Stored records
———

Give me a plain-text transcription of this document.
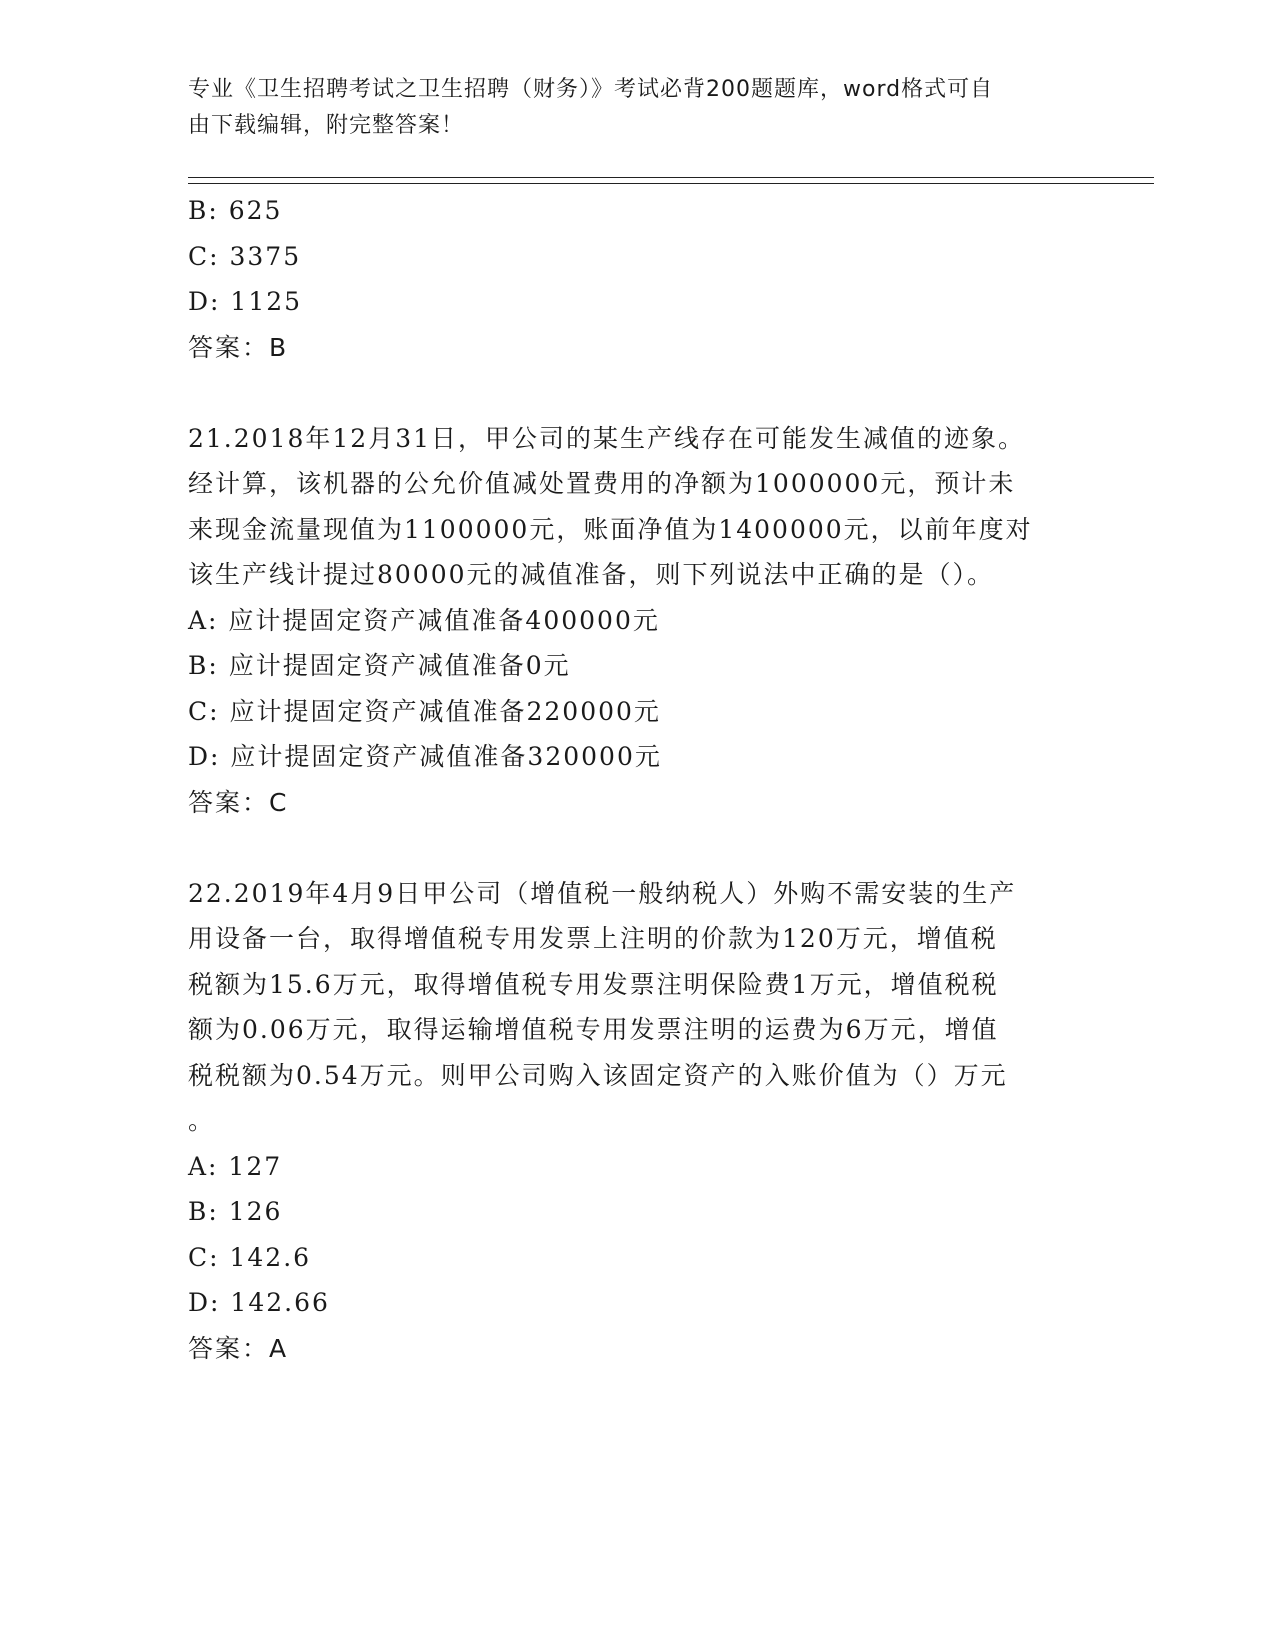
专业《卫生招聘考试之卫生招聘（财务）》考试必背200题题库，word格式可自
由下载编辑，附完整答案！
B: 625
C: 3375
D: 1125
答案：B
21.2018年12月31日，甲公司的某生产线存在可能发生减值的迹象。
经计算，该机器的公允价值减处置费用的净额为1000000元，预计未
来现金流量现值为1100000元，账面净值为1400000元，以前年度对
该生产线计提过80000元的减值准备，则下列说法中正确的是（）。
A: 应计提固定资产减值准备400000元
B: 应计提固定资产减值准备0元
C: 应计提固定资产减值准备220000元
D: 应计提固定资产减值准备320000元
答案：C
22.2019年4月9日甲公司（增值税一般纳税人）外购不需安装的生产
用设备一台，取得增值税专用发票上注明的价款为120万元，增值税
税额为15.6万元，取得增值税专用发票注明保险费1万元，增值税税
额为0.06万元，取得运输增值税专用发票注明的运费为6万元，增值
税税额为0.54万元。则甲公司购入该固定资产的入账价值为（）万元
。
A: 127
B: 126
C: 142.6
D: 142.66
答案：A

———

> Written exercise
Copy the records above exactly. The pictures are not part of the copy.

> Result below
Give me a plain-text transcription of this document.
专业《卫生招聘考试之卫生招聘（财务）》考试必背200题题库，word格式可自
由下载编辑，附完整答案！
B: 625
C: 3375
D: 1125
答案：B
21.2018年12月31日，甲公司的某生产线存在可能发生减值的迹象。
经计算，该机器的公允价值减处置费用的净额为1000000元，预计未
来现金流量现值为1100000元，账面净值为1400000元，以前年度对
该生产线计提过80000元的减值准备，则下列说法中正确的是（）。
A: 应计提固定资产减值准备400000元
B: 应计提固定资产减值准备0元
C: 应计提固定资产减值准备220000元
D: 应计提固定资产减值准备320000元
答案：C
22.2019年4月9日甲公司（增值税一般纳税人）外购不需安装的生产
用设备一台，取得增值税专用发票上注明的价款为120万元，增值税
税额为15.6万元，取得增值税专用发票注明保险费1万元，增值税税
额为0.06万元，取得运输增值税专用发票注明的运费为6万元，增值
税税额为0.54万元。则甲公司购入该固定资产的入账价值为（）万元
。
A: 127
B: 126
C: 142.6
D: 142.66
答案：A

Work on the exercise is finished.